**SOURCE PASSAGE:**
In some implementations, as represented by block 410c, a visual effect is displayed in association with the first virtual object in response to receiving the first gesture. For example, to confirm selection of the first virtual object, a shimmering or other visual effect may be displayed. As represented by block 410d, the visual effect may include a deformation of the first virtual object. The deformation may be physics-based and may be dependent on a type of object represented by the virtual object. For example, the displayed deformation may be similar to a deformation of a real-world counterpart to the virtual object.
Other modalities for confirming selection of the first virtual object may be implemented. For example, as represented by block 410e, an audio output may be generated in response to receiving the first gesture. The audio output may include a sound effect and/or a verbal confirmation that the first virtual object was selected. In some implementations, as represented by block 410f, a haptic output is generated in response to receiving the first gesture. The haptic output may be delivered through the electronic device 102 and/or through another device.
In various implementations, as represented by block 420, the method 400 includes detecting a movement of the group of virtual objects including the first virtual object within the XR environment in a first direction towards a second virtual object in the XR environment. For example, the electronic device 102 may store and/or access location information (e.g., coordinates) associated with virtual objects in the XR environment. If the location information associated with the first virtual object and the location information associated with the second virtual object indicate that the distance between the first virtual object and the second virtual object is less than the threshold distance, the electronic device 102 may determine that the first virtual object has moved within the threshold distance of the second virtual object.
In some implementations, as represented by block 420a, the method 400 includes displaying a movement of the second virtual object toward the first virtual object in response to detecting the movement of the group of virtual objects including the first virtual object within the threshold distance of the second virtual object in the XR environment in order to indicate that the second virtual object has been included in the group of virtual objects. In some implementations, movement of the group of virtual objects including the first virtual object and the second virtual object may be displayed. This movement may be in respective directions toward a point between the first virtual object and the second virtual object.
In some implementations, as represented by block 420b, an audio output is generated in response to detecting the movement of the group of virtual objects including the first virtual object in the XR environment within the threshold distance of the second virtual object in the XR environment in order to indicate that the second virtual object has been included in the group of virtual objects. The audio output may include a sound effect and/or a verbal confirmation that the first virtual object and the second virtual object are associated with one another and/or have been added to the group of virtual objects, for example. In some implementations, as represented by block 420c, a haptic output is generated in response to detecting the movement of the group of virtual objects including the first virtual object in the XR environment within the threshold distance of the second virtual object in the XR environment in order to indicate that the second virtual object has been included in the group of virtual objects. The haptic output may be delivered through the electronic device 102 and/or through another device.
As represented by block 430, in some implementations, the method 400 includes, in response to detecting the movement of the group of virtual objects including the first virtual object in the environment within a threshold distance of the second virtual object in the environment, selecting the second virtual object for inclusion in the group of virtual objects and displaying a movement of the group of virtual objects including the first virtual object and the second virtual object in the environment based on the first gesture in a second direction that is different from the first direction. For example, as shown in
Referring to
In some implementations, as represented by block 430e, the second gesture is associated with a path in the XR environment. For example, the user may trace a path in the physical environment while performing the second gesture. The path in the physical environment may correspond to a path in the XR environment. As represented by block 430f, the path may include a line segment in the XR environment. For example, the path in the physical environment may include a line segment that corresponds to a line segment in the XR environment. As represented by block 430g, the path may include an arc in the XR environment. For example, the path in the physical environment may include an arc that corresponds to an arc in the XR environment. In some implementations, the path may be a more complex shape, e.g., incorporating line segments and/or arcs. As represented by block 430h, the method 400 may include displaying the group of virtual objects including the first virtual object and the second virtual object along the path. For example, if the user traces a horizontal line in the physical environment while performing the second gesture, the group of virtual objects including the first virtual object and the second virtual object may be “dropped” along the corresponding horizontal line in the XR environment.

**EXCERPTED RECORDS:**
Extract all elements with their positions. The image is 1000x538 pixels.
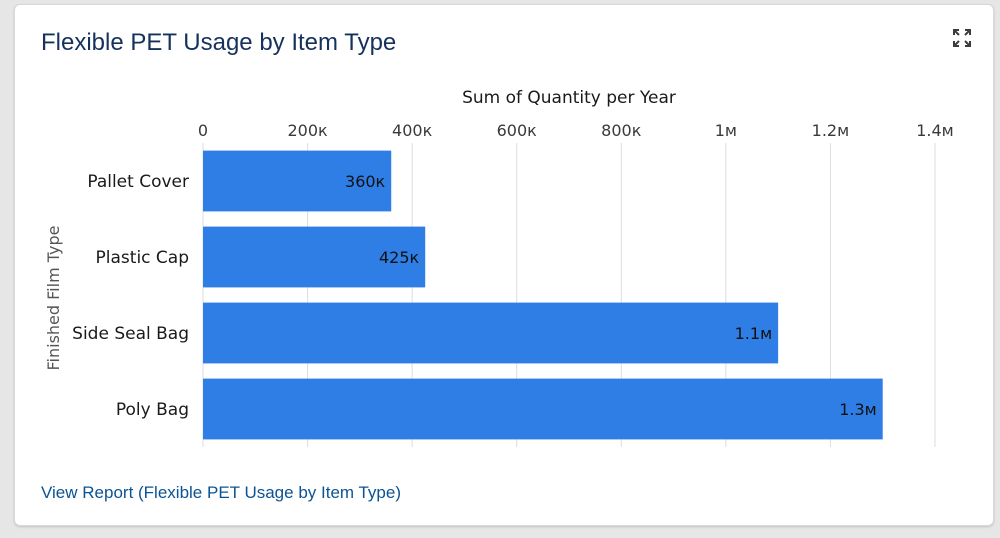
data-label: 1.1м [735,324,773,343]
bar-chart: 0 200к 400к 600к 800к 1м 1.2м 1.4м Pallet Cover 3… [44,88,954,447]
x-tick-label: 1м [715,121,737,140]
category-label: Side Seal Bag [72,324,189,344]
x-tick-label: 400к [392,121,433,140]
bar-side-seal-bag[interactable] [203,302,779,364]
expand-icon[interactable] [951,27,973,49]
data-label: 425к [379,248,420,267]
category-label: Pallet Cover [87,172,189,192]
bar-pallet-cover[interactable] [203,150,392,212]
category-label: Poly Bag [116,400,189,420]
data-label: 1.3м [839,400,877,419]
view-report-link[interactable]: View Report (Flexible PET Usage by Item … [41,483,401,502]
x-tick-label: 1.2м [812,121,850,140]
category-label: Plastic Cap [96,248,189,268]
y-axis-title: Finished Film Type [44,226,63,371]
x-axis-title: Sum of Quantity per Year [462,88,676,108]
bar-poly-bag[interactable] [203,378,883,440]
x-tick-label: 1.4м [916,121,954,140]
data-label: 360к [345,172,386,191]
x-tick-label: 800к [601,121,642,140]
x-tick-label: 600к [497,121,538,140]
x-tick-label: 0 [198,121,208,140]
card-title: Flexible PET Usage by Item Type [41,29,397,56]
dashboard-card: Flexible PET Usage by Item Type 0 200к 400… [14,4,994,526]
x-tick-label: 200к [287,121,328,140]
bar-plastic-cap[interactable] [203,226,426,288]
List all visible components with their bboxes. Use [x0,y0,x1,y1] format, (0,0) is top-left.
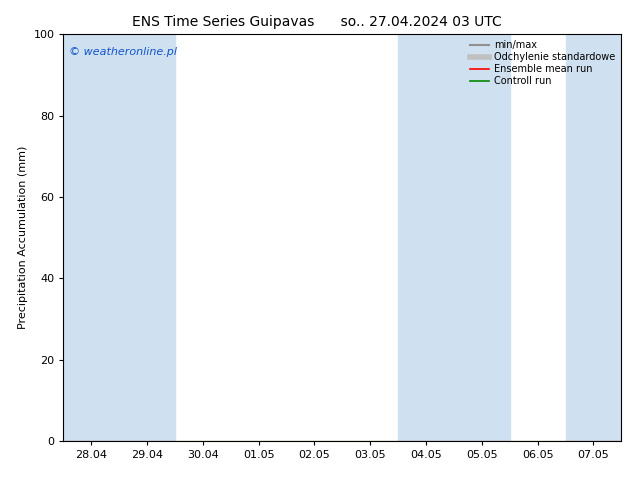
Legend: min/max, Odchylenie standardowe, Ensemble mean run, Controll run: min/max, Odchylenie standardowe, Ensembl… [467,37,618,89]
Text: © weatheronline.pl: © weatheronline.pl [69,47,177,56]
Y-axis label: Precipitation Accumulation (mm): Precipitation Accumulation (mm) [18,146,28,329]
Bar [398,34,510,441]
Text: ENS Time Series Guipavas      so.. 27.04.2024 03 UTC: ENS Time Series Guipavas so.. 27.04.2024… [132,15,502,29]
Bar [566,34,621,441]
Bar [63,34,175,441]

--

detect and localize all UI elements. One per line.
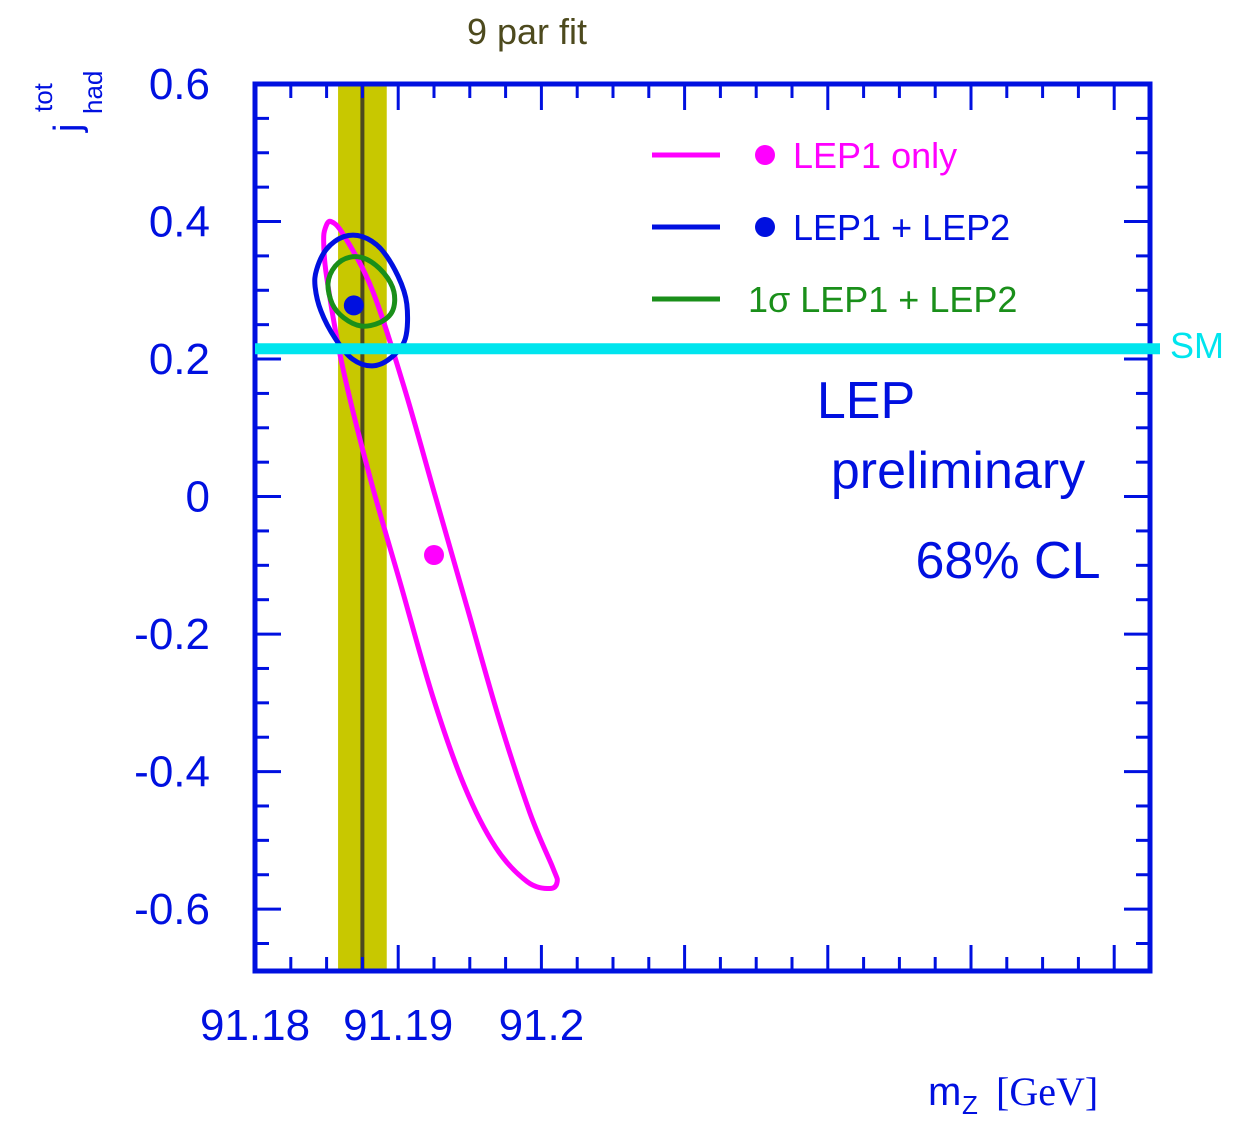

**LIST OF TASKS:**
(a) Answer these questions about the passage on grouping virtual objects:
(i) What may the displayed deformation of the first virtual object be similar to?
(ii) What may the electronic device 102 store and/or access that is associated with virtual objects in the XR environment?
(iii) If the user traces a horizontal line in the physical environment while performing the second gesture, where may the group of virtual objects be "dropped"?
(b) Lay out the rows as a Markdown table with the columns n and Line, beginning at the line that contains "Extract all elements" and stopping after the line that contains "x-tick-label: 1.2м [812,121,850,140]". Number each line, skip blank lines, and leave out the pictures.
The text and the rows have no connection to each other.

**ANSWERS:**
(a)
(i) A deformation of a real-world counterpart to the virtual object.
(ii) Location information (e.g., coordinates).
(iii) Along the corresponding horizontal line in the XR environment.

(b)
| n | Line |
|---|---|
| 1 | Extract all elements with their positions. The image is 1000x538 pixels. |
| 2 | data-label: 1.1м [735,324,773,343] |
| 3 | bar-chart: 0 200к 400к 600к 800к 1м 1.2м 1.4м Pallet Cover 3… [44,88,954,447] |
| 4 | x-tick-label: 1м [715,121,737,140] |
| 5 | category-label: Side Seal Bag [72,324,189,344] |
| 6 | x-tick-label: 400к [392,121,433,140] |
| 7 | bar-side-seal-bag[interactable] [203,302,779,364] |
| 8 | expand-icon[interactable] [951,27,973,49] |
| 9 | data-label: 425к [379,248,420,267] |
| 10 | category-label: Pallet Cover [87,172,189,192] |
| 11 | bar-pallet-cover[interactable] [203,150,392,212] |
| 12 | category-label: Poly Bag [116,400,189,420] |
| 13 | data-label: 1.3м [839,400,877,419] |
| 14 | view-report-link[interactable]: View Report (Flexible PET Usage by Item … [41,483,401,502] |
| 15 | x-tick-label: 1.2м [812,121,850,140] |